WHAT THE TASK REQUIRES → Tally up the lines that include "СНиП" and state that number by itself.

===== RAW RECORDS =====

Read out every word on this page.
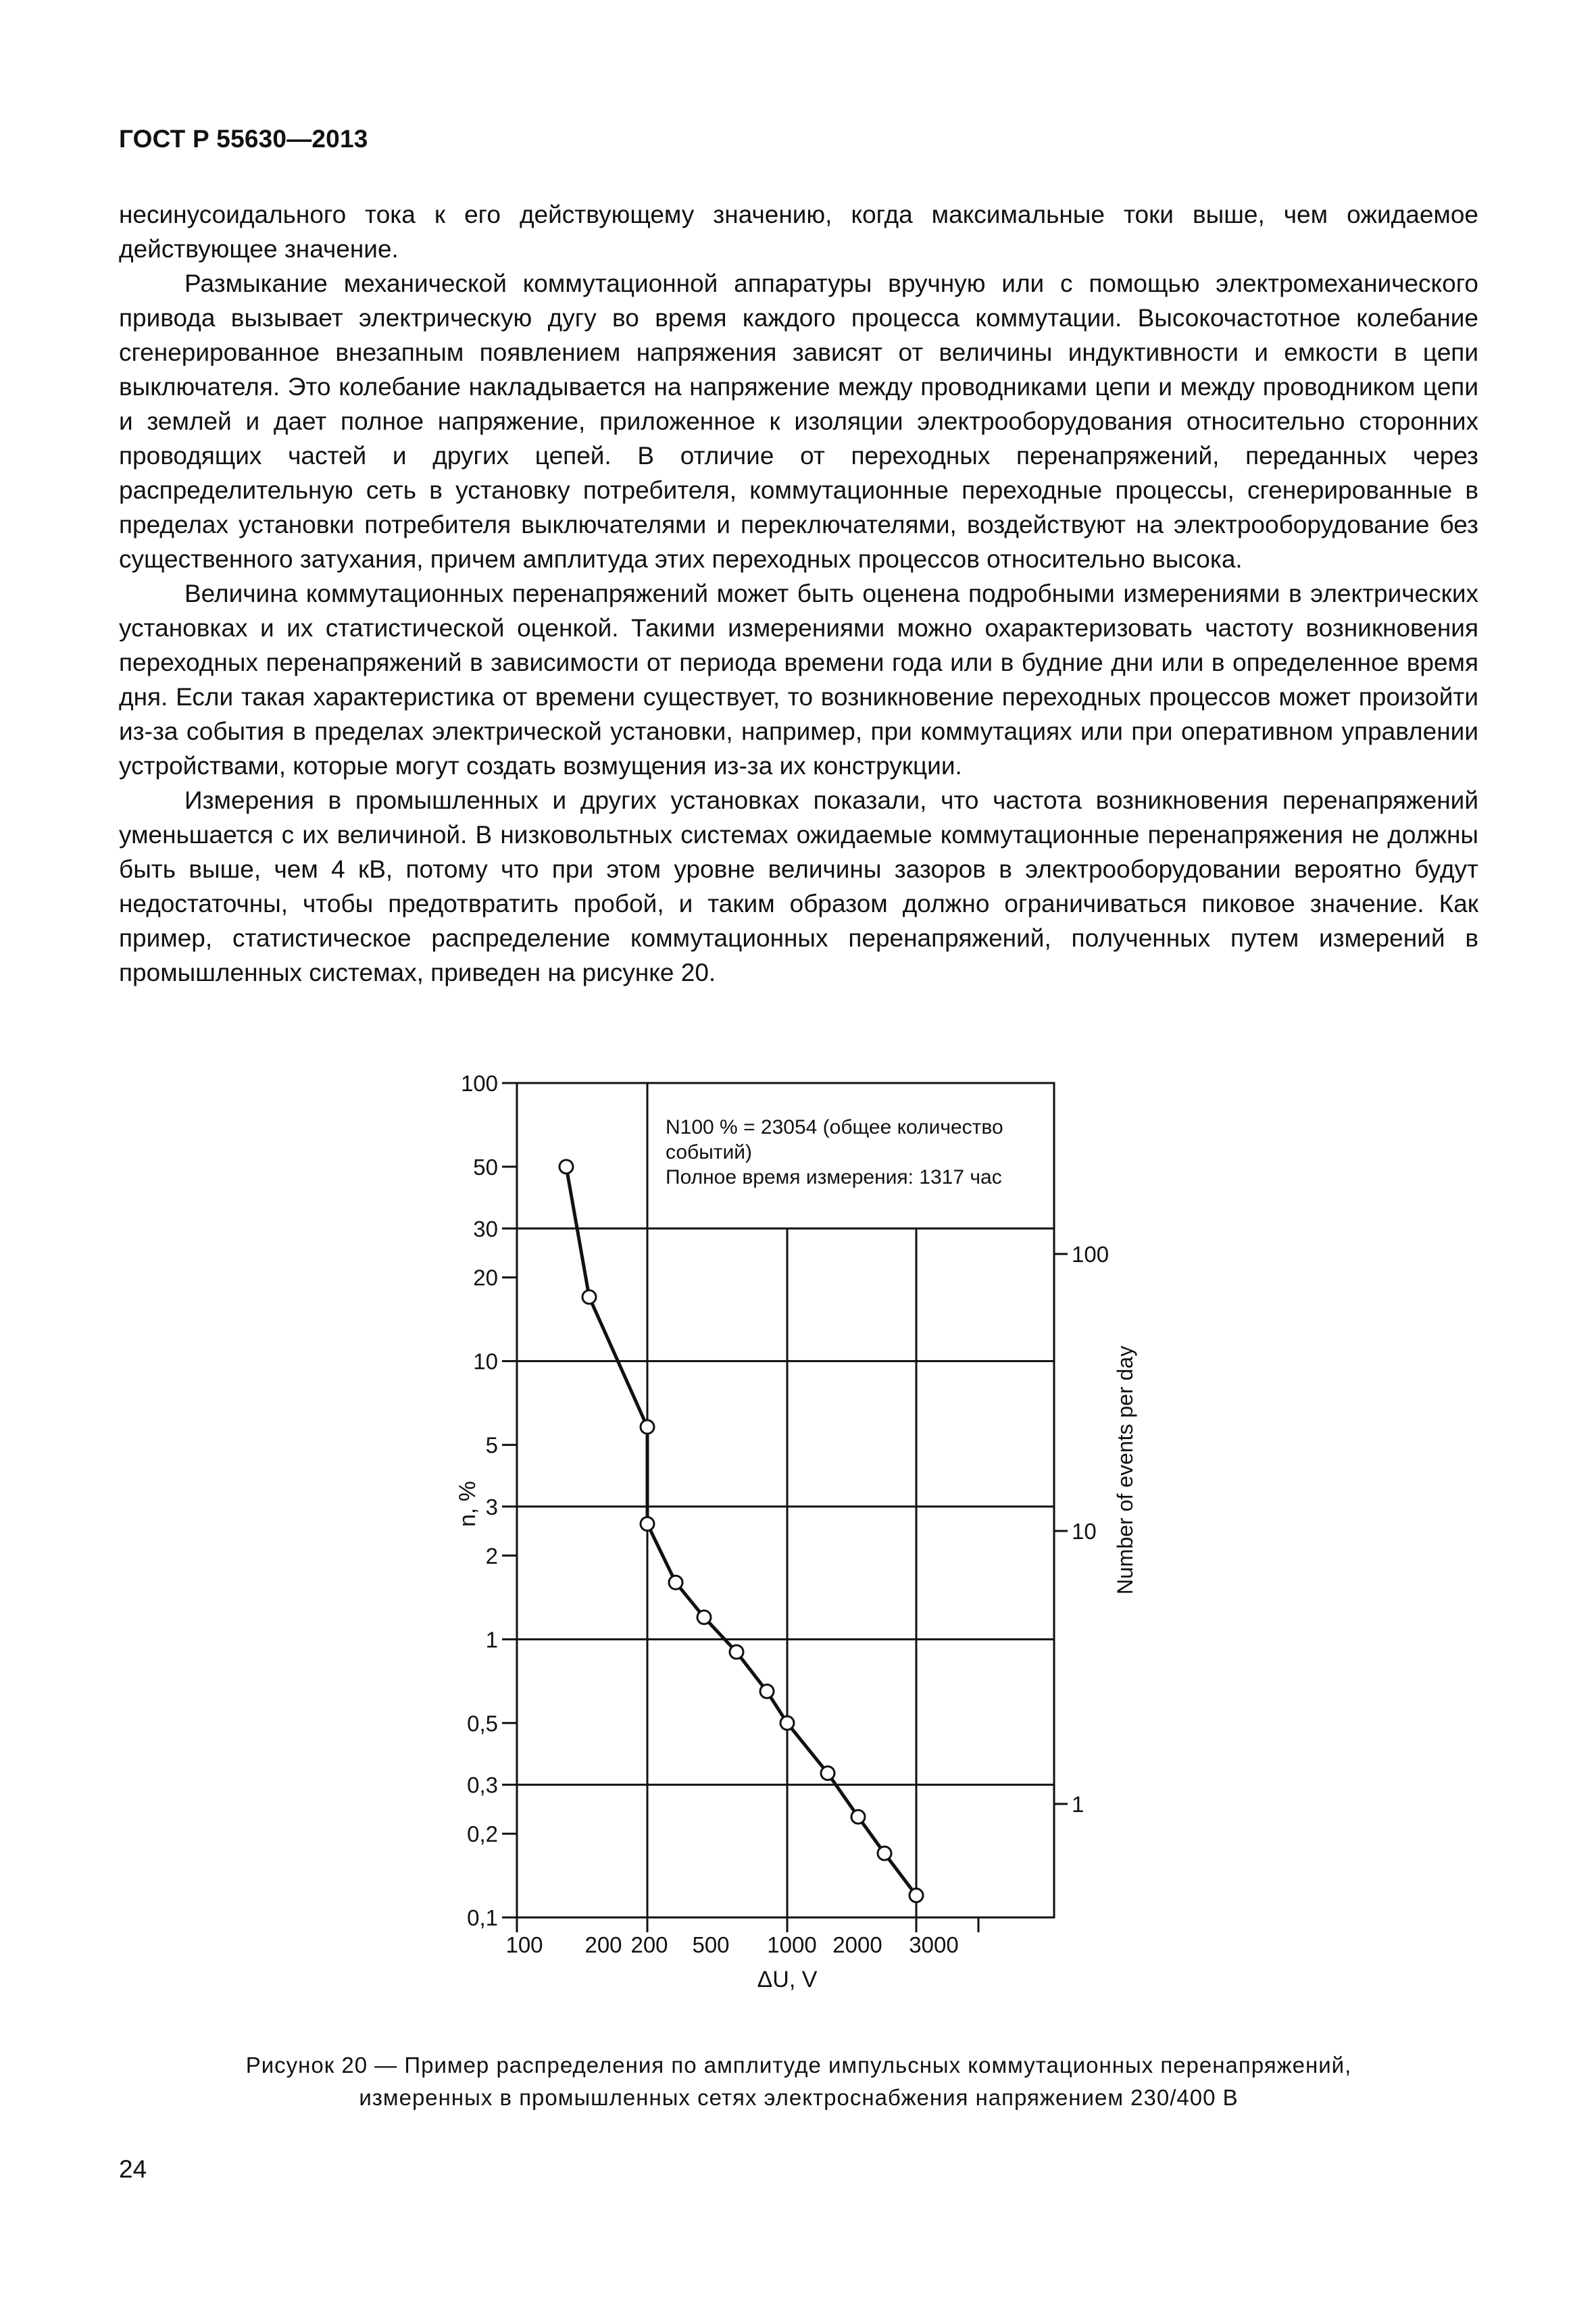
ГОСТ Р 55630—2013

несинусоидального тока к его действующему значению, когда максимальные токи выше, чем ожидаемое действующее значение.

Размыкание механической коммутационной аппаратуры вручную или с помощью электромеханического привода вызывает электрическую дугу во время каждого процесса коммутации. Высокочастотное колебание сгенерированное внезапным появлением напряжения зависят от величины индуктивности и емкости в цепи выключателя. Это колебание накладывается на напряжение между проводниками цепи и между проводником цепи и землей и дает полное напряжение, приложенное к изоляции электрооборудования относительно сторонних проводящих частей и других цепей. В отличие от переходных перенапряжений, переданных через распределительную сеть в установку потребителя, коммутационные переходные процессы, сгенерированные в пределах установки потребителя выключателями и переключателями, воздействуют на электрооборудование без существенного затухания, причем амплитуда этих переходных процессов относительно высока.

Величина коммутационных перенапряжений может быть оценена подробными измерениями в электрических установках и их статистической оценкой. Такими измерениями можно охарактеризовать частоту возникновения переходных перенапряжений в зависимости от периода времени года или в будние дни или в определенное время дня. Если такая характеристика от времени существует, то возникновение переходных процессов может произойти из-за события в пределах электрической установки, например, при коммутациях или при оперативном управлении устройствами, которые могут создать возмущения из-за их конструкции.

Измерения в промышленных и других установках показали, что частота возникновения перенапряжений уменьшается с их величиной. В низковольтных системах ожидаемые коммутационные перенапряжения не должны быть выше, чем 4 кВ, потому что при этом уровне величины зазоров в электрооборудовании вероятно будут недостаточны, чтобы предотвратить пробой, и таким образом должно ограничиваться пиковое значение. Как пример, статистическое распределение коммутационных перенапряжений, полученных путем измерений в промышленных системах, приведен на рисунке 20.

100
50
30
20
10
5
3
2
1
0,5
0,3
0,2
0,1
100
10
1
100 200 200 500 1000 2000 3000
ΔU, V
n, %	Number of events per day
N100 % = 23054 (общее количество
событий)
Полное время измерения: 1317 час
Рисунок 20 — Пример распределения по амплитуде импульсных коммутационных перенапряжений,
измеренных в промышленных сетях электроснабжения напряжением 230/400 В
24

=====
===== RAW RECORDS =====

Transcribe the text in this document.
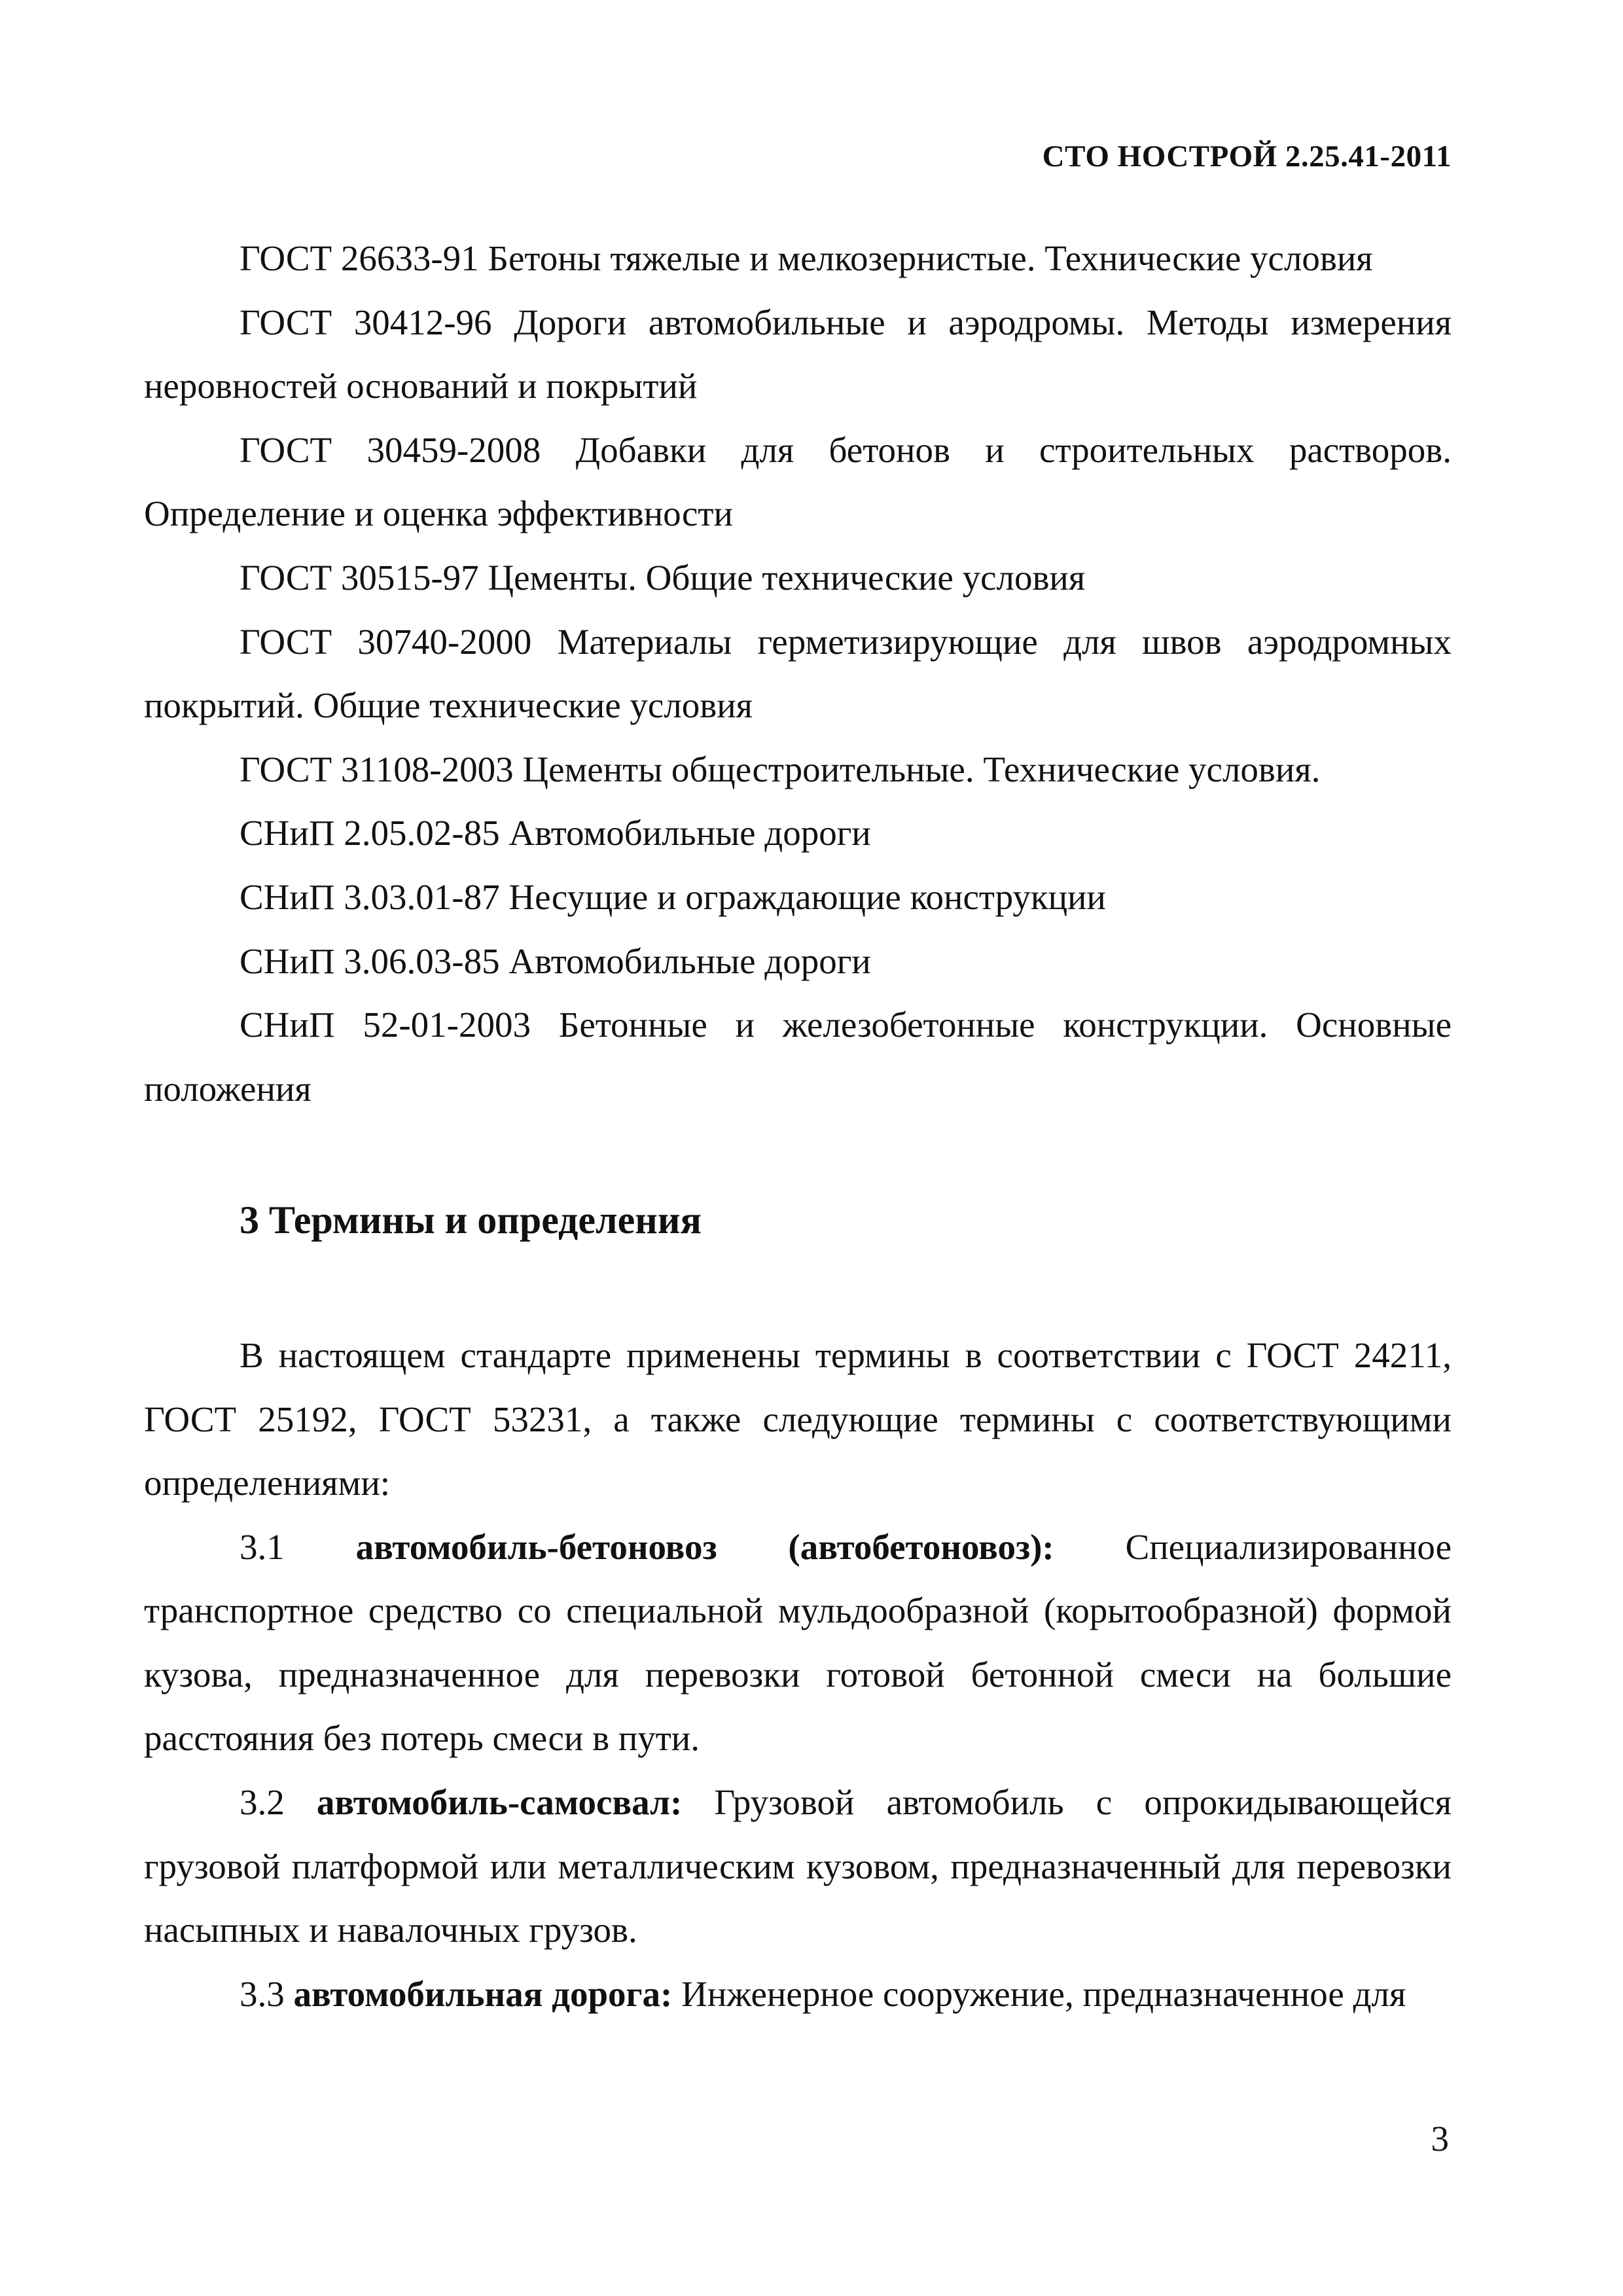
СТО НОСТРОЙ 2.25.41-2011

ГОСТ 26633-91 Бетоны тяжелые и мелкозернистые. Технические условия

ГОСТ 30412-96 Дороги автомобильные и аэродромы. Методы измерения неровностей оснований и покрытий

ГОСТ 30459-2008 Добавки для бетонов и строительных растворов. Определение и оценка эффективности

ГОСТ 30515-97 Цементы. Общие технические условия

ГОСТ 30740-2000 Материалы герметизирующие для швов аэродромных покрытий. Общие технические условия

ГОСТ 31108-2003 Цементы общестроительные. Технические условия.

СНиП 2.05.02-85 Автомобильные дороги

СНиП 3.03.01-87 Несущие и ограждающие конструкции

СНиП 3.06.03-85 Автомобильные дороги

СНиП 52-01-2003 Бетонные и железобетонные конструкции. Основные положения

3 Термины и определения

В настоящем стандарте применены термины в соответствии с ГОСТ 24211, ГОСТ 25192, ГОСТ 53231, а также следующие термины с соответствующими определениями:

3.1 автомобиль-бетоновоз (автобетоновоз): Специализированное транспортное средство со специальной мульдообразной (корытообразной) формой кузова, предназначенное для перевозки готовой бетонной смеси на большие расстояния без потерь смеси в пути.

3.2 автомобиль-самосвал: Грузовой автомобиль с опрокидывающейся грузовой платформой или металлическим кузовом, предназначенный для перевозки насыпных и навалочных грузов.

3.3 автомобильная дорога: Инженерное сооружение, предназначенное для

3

=====

SOLUTION FOR THIS TASK → 4